# What needs to be done
Transcribe the listing below word for word.

# Dataset entries
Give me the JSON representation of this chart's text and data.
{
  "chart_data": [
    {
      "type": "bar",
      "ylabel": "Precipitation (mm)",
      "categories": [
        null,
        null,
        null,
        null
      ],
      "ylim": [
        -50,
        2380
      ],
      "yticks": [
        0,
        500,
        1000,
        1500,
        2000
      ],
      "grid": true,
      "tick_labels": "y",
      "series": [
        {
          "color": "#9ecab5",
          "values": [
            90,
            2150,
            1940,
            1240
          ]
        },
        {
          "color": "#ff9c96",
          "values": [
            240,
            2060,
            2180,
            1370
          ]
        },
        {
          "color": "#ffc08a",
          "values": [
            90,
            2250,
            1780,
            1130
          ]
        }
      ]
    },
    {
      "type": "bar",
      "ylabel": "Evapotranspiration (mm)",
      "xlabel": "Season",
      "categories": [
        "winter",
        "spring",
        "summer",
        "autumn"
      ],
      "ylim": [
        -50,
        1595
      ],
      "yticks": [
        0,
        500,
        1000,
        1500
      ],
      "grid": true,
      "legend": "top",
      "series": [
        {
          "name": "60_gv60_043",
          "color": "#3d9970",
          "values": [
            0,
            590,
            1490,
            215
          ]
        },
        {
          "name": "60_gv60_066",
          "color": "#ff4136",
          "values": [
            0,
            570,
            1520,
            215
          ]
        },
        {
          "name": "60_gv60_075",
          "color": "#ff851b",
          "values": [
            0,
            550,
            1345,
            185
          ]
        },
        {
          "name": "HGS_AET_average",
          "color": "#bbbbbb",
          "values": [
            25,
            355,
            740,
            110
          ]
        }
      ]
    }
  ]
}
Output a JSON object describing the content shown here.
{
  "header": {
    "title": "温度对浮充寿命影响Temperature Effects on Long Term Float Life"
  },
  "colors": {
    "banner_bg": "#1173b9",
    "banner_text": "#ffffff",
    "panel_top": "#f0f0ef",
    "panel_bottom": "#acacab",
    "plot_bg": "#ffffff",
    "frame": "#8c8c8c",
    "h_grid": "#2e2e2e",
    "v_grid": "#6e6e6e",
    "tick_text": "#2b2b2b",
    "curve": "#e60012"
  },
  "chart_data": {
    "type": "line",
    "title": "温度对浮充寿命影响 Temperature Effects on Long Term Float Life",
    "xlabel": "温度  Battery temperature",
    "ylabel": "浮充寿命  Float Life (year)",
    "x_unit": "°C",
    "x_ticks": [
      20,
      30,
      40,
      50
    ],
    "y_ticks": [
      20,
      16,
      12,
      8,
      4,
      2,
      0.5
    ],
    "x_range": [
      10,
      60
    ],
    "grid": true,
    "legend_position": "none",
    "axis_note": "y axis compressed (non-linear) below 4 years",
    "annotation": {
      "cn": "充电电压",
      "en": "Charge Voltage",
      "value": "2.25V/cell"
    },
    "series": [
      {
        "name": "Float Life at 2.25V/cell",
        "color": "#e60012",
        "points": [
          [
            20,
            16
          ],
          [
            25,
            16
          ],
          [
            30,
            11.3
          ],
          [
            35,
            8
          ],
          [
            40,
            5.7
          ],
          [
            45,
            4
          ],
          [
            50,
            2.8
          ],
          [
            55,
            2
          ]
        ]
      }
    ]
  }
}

# Expected output
Give me the JSON representation of this chart's text and data.
{
  "chart_data": [
    {
      "type": "bar",
      "ylabel": "Precipitation (mm)",
      "categories": [
        null,
        null,
        null,
        null
      ],
      "ylim": [
        -50,
        2380
      ],
      "yticks": [
        0,
        500,
        1000,
        1500,
        2000
      ],
      "grid": true,
      "tick_labels": "y",
      "series": [
        {
          "color": "#9ecab5",
          "values": [
            90,
            2150,
            1940,
            1240
          ]
        },
        {
          "color": "#ff9c96",
          "values": [
            240,
            2060,
            2180,
            1370
          ]
        },
        {
          "color": "#ffc08a",
          "values": [
            90,
            2250,
            1780,
            1130
          ]
        }
      ]
    },
    {
      "type": "bar",
      "ylabel": "Evapotranspiration (mm)",
      "xlabel": "Season",
      "categories": [
        "winter",
        "spring",
        "summer",
        "autumn"
      ],
      "ylim": [
        -50,
        1595
      ],
      "yticks": [
        0,
        500,
        1000,
        1500
      ],
      "grid": true,
      "legend": "top",
      "series": [
        {
          "name": "60_gv60_043",
          "color": "#3d9970",
          "values": [
            0,
            590,
            1490,
            215
          ]
        },
        {
          "name": "60_gv60_066",
          "color": "#ff4136",
          "values": [
            0,
            570,
            1520,
            215
          ]
        },
        {
          "name": "60_gv60_075",
          "color": "#ff851b",
          "values": [
            0,
            550,
            1345,
            185
          ]
        },
        {
          "name": "HGS_AET_average",
          "color": "#bbbbbb",
          "values": [
            25,
            355,
            740,
            110
          ]
        }
      ]
    }
  ]
}
Output a JSON object describing the content shown here.
{
  "header": {
    "title": "温度对浮充寿命影响Temperature Effects on Long Term Float Life"
  },
  "colors": {
    "banner_bg": "#1173b9",
    "banner_text": "#ffffff",
    "panel_top": "#f0f0ef",
    "panel_bottom": "#acacab",
    "plot_bg": "#ffffff",
    "frame": "#8c8c8c",
    "h_grid": "#2e2e2e",
    "v_grid": "#6e6e6e",
    "tick_text": "#2b2b2b",
    "curve": "#e60012"
  },
  "chart_data": {
    "type": "line",
    "title": "温度对浮充寿命影响 Temperature Effects on Long Term Float Life",
    "xlabel": "温度  Battery temperature",
    "ylabel": "浮充寿命  Float Life (year)",
    "x_unit": "°C",
    "x_ticks": [
      20,
      30,
      40,
      50
    ],
    "y_ticks": [
      20,
      16,
      12,
      8,
      4,
      2,
      0.5
    ],
    "x_range": [
      10,
      60
    ],
    "grid": true,
    "legend_position": "none",
    "axis_note": "y axis compressed (non-linear) below 4 years",
    "annotation": {
      "cn": "充电电压",
      "en": "Charge Voltage",
      "value": "2.25V/cell"
    },
    "series": [
      {
        "name": "Float Life at 2.25V/cell",
        "color": "#e60012",
        "points": [
          [
            20,
            16
          ],
          [
            25,
            16
          ],
          [
            30,
            11.3
          ],
          [
            35,
            8
          ],
          [
            40,
            5.7
          ],
          [
            45,
            4
          ],
          [
            50,
            2.8
          ],
          [
            55,
            2
          ]
        ]
      }
    ]
  }
}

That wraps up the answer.